** DATA LISTING **
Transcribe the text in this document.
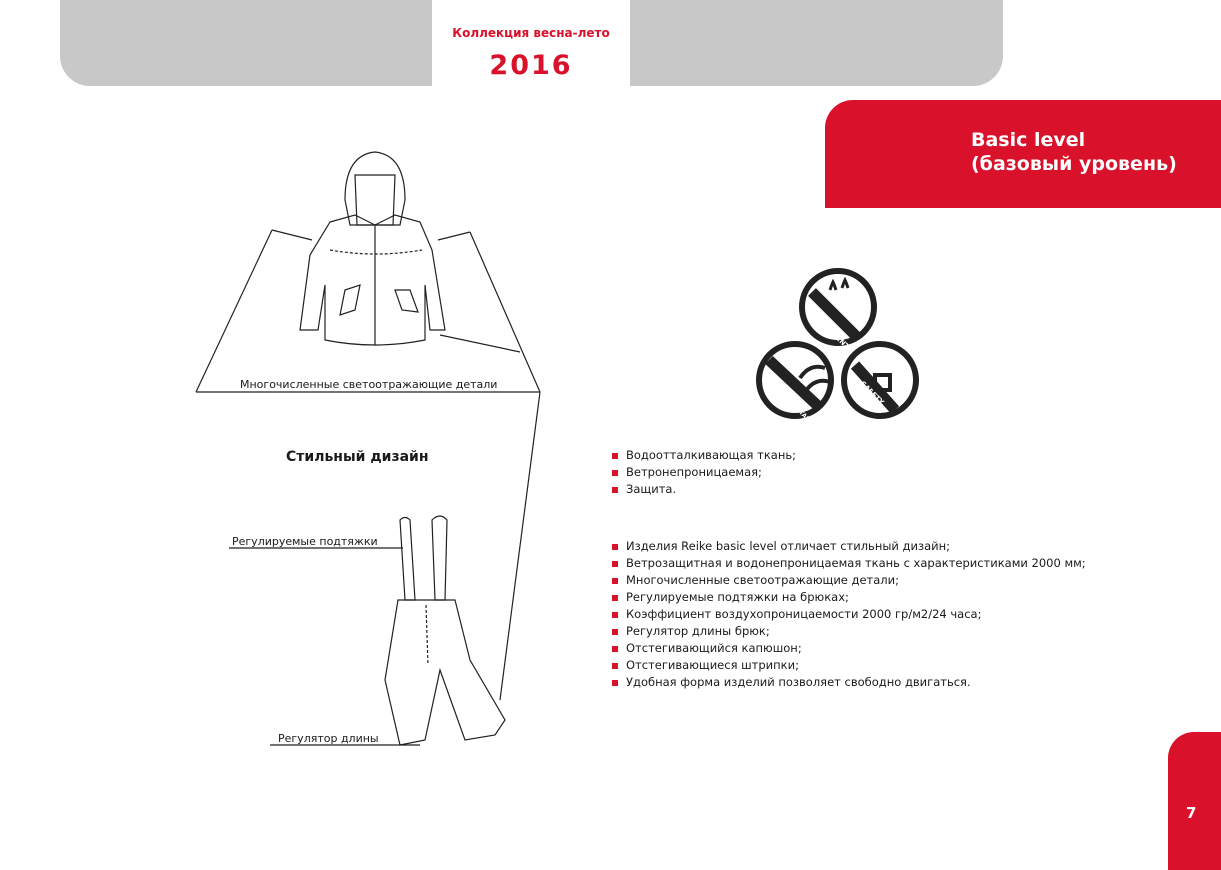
Коллекция весна-лето
2016
Basic level
(базовый уровень)
REPELLENT
WIND RESISTANT	SAFETY
Многочисленные светоотражающие детали
Стильный дизайн
Регулируемые подтяжки
Регулятор длины
Водоотталкивающая ткань;
Ветронепроницаемая;
Защита.
Изделия Reike basic level отличает стильный дизайн;
Ветрозащитная и водонепроницаемая ткань с характеристиками 2000 мм;
Многочисленные светоотражающие детали;
Регулируемые подтяжки на брюках;
Коэффициент воздухопроницаемости 2000 гр/м2/24 часа;
Регулятор длины брюк;
Отстегивающийся капюшон;
Отстегивающиеся штрипки;
Удобная форма изделий позволяет свободно двигаться.
7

** WHAT NEEDS TO BE DONE **
Repeat the data above exactly, but not the pictures.

** RESPONSE TO THIS EXERCISE **
Transcribe the text in this document.
Коллекция весна-лето
2016
Basic level
(базовый уровень)
REPELLENT
WIND RESISTANT	SAFETY
Многочисленные светоотражающие детали
Стильный дизайн
Регулируемые подтяжки
Регулятор длины
Водоотталкивающая ткань;
Ветронепроницаемая;
Защита.
Изделия Reike basic level отличает стильный дизайн;
Ветрозащитная и водонепроницаемая ткань с характеристиками 2000 мм;
Многочисленные светоотражающие детали;
Регулируемые подтяжки на брюках;
Коэффициент воздухопроницаемости 2000 гр/м2/24 часа;
Регулятор длины брюк;
Отстегивающийся капюшон;
Отстегивающиеся штрипки;
Удобная форма изделий позволяет свободно двигаться.
7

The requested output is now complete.